■ **Exercise objective**: Pick out all lines of the entries that include the word "есть" and copy them.
** START Material provided **
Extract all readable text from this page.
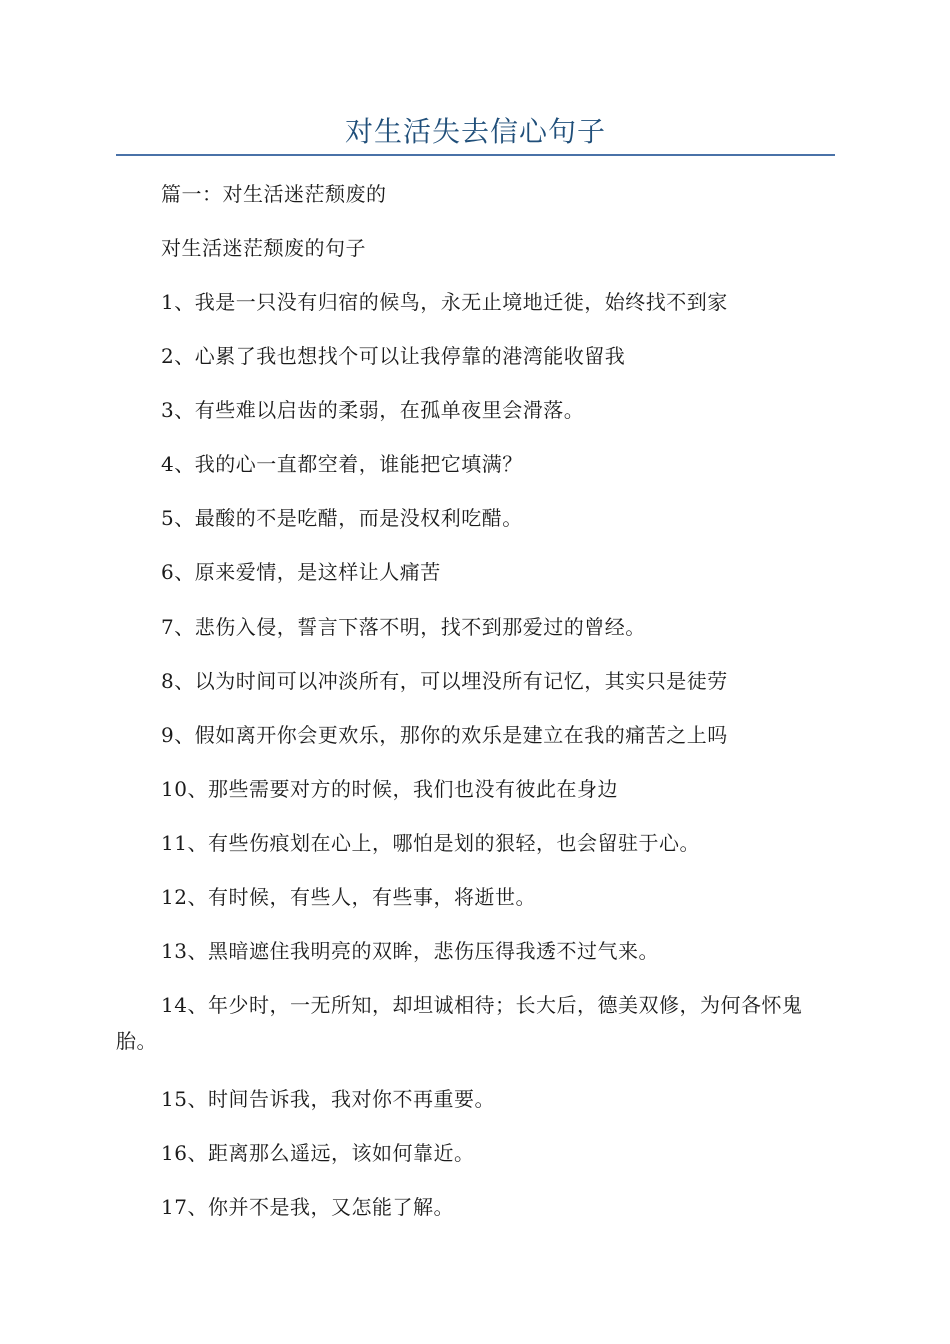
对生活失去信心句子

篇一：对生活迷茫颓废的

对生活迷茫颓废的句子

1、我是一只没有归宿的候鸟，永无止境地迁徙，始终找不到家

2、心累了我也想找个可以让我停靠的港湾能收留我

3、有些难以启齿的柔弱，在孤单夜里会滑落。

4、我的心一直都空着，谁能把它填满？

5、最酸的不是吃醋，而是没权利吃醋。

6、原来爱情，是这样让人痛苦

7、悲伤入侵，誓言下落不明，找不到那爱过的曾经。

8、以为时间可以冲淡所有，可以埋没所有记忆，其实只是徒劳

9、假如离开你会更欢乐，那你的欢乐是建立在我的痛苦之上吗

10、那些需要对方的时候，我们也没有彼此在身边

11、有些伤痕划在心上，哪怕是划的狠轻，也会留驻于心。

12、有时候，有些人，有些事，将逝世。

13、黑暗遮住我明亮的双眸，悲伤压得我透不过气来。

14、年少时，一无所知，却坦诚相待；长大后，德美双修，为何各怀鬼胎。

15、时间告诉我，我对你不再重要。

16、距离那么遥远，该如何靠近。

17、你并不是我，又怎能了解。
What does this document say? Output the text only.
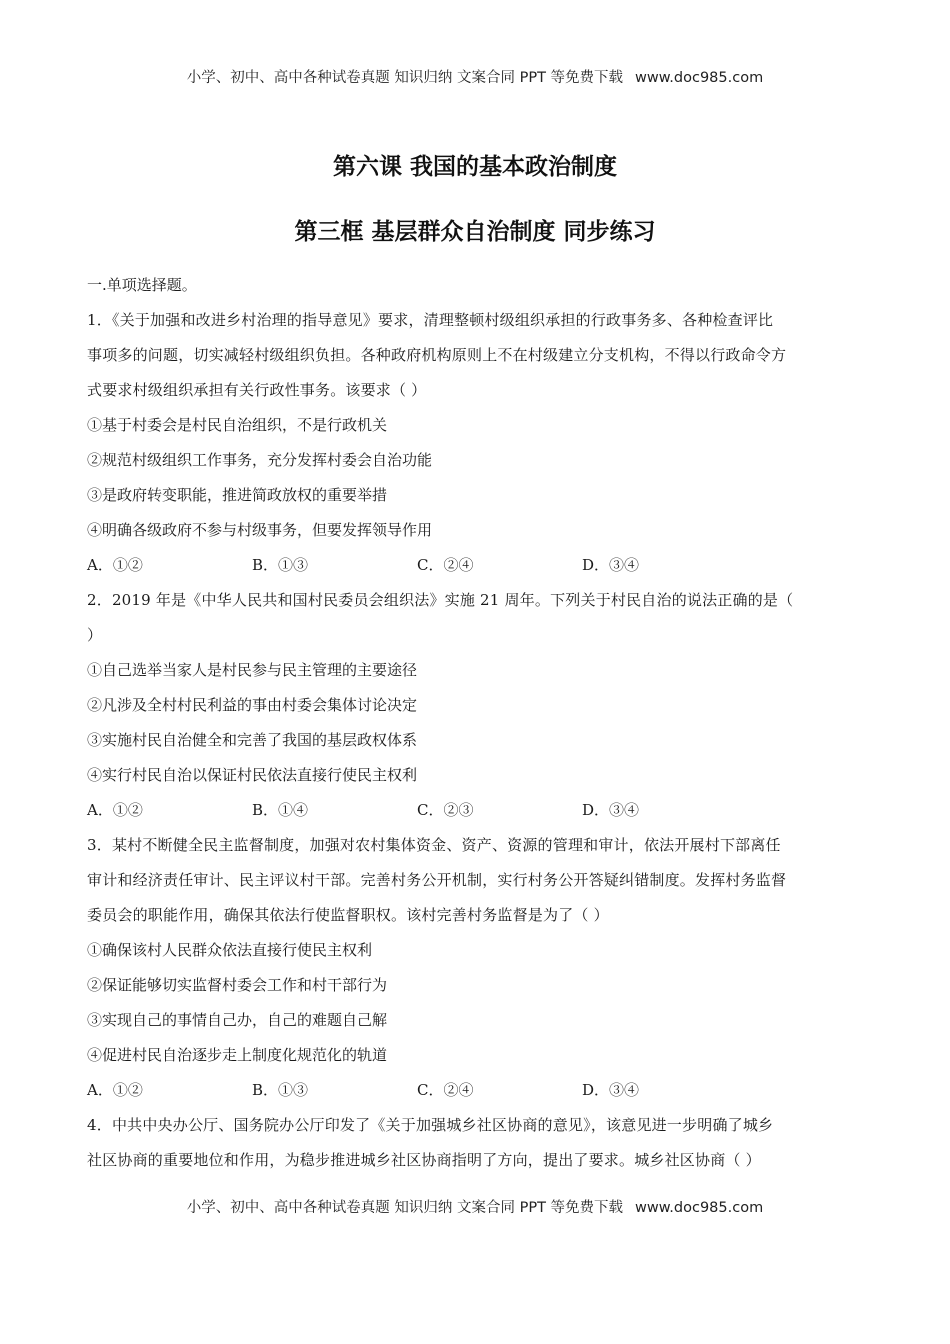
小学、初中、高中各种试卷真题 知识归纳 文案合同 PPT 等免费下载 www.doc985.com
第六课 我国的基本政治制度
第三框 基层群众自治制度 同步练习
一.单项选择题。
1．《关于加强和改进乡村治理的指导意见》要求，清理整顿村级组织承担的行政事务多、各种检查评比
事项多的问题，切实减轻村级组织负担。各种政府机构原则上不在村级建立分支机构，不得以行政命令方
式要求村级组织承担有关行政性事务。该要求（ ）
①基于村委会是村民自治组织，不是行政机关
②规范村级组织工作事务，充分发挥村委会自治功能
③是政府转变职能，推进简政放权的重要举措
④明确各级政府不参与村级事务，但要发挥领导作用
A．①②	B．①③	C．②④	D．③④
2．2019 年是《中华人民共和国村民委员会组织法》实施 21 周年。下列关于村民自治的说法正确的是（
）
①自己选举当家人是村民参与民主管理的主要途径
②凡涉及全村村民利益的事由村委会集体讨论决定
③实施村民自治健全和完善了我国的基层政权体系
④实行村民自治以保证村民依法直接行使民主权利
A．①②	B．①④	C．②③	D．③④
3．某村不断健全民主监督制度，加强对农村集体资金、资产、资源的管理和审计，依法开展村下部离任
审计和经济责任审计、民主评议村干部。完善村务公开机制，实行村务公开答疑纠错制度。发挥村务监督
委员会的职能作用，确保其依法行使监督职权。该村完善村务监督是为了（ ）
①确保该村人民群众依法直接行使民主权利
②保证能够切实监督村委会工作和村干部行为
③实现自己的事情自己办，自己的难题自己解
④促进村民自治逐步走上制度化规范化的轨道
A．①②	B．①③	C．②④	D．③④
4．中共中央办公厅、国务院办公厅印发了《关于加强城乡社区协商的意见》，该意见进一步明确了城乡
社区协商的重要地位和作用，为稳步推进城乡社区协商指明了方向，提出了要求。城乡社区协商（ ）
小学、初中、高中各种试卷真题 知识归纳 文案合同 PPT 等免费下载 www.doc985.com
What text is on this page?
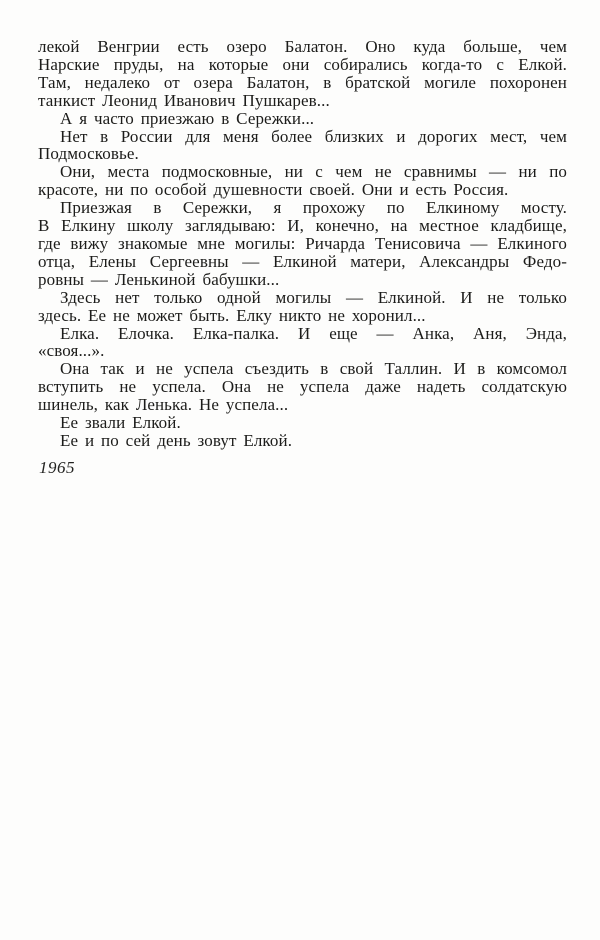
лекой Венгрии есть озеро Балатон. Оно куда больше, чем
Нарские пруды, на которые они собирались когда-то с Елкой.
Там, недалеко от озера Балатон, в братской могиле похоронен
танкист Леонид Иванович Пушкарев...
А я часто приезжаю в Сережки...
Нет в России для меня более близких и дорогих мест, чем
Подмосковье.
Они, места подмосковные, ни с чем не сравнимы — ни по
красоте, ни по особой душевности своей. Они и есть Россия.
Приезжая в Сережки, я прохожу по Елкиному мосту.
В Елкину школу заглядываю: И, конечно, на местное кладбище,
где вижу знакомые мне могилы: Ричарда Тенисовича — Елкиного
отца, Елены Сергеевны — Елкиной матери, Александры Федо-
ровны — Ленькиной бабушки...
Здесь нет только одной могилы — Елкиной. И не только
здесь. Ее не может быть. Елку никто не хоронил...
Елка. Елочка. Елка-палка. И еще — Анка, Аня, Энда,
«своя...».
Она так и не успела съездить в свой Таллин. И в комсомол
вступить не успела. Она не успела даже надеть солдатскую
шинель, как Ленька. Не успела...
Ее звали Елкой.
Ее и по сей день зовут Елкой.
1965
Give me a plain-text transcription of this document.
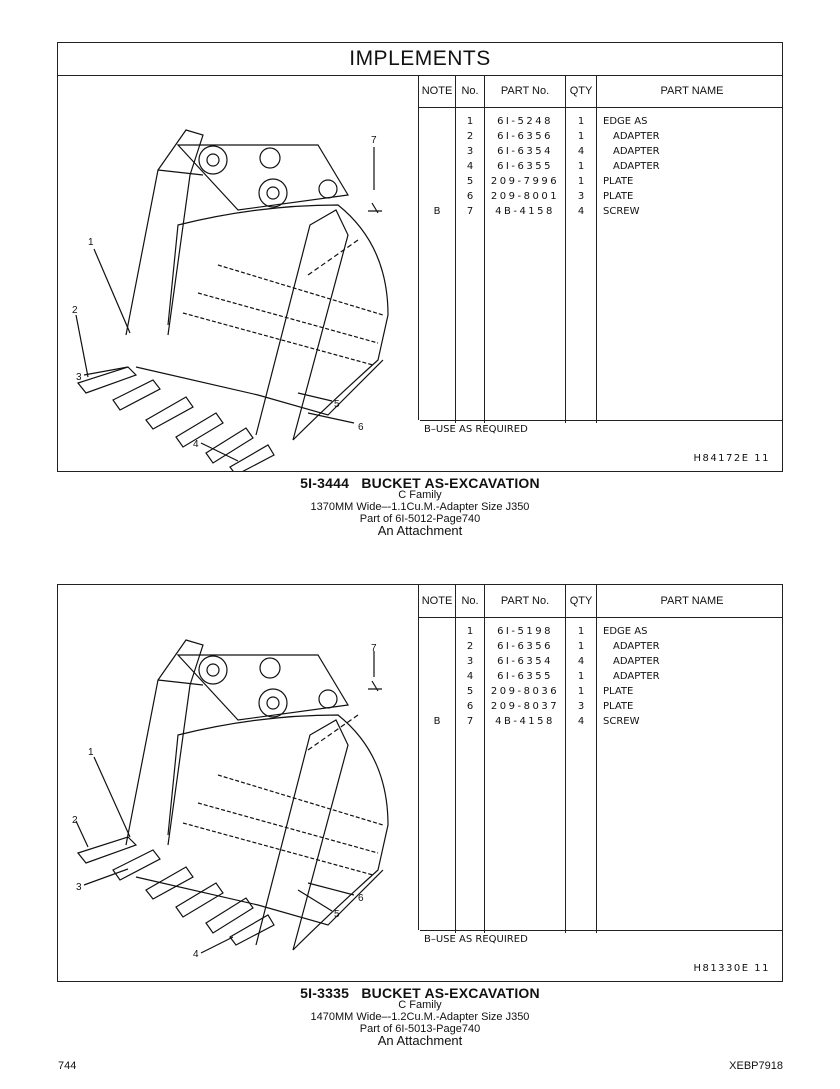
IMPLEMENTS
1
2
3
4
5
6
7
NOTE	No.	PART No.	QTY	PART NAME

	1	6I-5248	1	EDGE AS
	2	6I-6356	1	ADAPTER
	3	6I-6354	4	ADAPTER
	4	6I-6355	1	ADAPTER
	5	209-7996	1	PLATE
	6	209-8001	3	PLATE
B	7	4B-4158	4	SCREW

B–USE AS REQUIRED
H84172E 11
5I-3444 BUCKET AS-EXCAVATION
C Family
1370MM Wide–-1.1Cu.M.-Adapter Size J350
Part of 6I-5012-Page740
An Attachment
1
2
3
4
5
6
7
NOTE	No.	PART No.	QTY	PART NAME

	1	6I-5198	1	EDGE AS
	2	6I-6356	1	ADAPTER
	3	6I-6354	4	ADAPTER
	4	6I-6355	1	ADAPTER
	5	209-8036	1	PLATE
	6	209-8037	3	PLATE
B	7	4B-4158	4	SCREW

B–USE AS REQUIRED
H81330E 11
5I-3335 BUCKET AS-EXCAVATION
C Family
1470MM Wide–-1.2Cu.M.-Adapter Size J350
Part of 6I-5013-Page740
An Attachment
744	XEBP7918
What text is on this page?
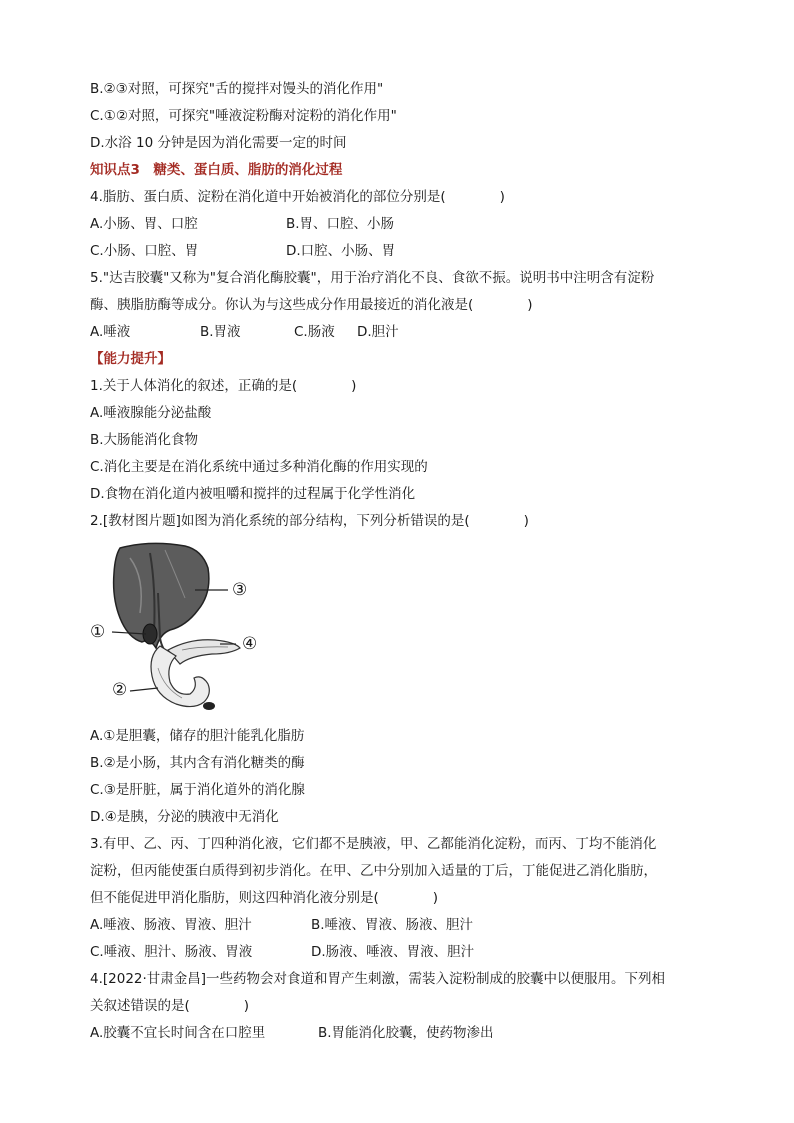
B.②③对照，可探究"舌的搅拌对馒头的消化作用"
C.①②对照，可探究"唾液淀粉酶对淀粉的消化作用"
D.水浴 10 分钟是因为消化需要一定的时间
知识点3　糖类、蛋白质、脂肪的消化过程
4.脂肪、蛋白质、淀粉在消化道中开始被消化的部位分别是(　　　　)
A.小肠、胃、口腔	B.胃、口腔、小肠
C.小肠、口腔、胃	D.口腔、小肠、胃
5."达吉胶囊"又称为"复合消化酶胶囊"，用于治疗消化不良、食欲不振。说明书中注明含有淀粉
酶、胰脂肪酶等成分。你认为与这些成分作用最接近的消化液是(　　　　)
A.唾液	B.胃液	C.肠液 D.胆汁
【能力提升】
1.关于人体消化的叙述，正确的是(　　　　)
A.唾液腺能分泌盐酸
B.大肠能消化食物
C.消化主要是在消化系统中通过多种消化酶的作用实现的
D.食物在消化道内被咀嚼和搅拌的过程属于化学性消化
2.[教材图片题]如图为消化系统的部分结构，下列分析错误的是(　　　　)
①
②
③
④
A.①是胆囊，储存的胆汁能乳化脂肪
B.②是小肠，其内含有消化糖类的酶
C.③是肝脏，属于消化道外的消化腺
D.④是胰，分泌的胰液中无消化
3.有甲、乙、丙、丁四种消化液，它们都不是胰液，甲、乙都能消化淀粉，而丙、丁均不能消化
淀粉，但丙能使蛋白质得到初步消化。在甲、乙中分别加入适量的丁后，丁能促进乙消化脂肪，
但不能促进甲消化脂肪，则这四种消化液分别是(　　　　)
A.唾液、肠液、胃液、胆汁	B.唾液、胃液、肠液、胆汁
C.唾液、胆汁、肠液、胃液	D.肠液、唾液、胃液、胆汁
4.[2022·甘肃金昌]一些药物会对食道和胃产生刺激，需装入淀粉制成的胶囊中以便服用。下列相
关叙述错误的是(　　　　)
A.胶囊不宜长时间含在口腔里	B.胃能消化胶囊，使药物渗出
** END Material provided **
■ **Result**:
лекой Венгрии есть озеро Балатон. Оно куда больше, чем
красоте, ни по особой душевности своей. Они и есть Россия.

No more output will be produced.